• SET TASK
Tally the lines holding the word "JSON" and state the count by itself.

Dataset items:
--*--
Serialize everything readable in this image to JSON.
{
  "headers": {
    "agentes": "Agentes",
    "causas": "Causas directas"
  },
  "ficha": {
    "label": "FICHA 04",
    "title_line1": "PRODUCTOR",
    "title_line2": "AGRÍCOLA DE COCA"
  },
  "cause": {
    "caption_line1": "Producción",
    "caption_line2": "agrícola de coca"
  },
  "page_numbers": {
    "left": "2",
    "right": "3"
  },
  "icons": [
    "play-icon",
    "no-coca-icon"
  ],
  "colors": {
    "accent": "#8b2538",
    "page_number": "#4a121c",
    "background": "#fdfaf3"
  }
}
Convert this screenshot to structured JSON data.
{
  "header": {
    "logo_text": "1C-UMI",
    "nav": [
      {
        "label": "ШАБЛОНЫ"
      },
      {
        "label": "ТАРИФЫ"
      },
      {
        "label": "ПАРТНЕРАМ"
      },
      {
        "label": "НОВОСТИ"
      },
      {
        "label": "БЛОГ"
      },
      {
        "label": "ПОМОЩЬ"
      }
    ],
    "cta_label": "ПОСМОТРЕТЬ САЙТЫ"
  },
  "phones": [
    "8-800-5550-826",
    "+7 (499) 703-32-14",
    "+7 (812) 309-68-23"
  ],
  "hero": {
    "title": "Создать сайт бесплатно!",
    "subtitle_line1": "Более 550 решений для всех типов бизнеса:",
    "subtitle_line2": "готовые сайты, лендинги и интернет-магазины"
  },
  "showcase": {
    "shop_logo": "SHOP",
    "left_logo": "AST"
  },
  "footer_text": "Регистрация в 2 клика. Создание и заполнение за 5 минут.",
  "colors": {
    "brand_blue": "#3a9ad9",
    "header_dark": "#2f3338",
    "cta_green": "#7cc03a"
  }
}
--*--
• TASK RESPONSE
2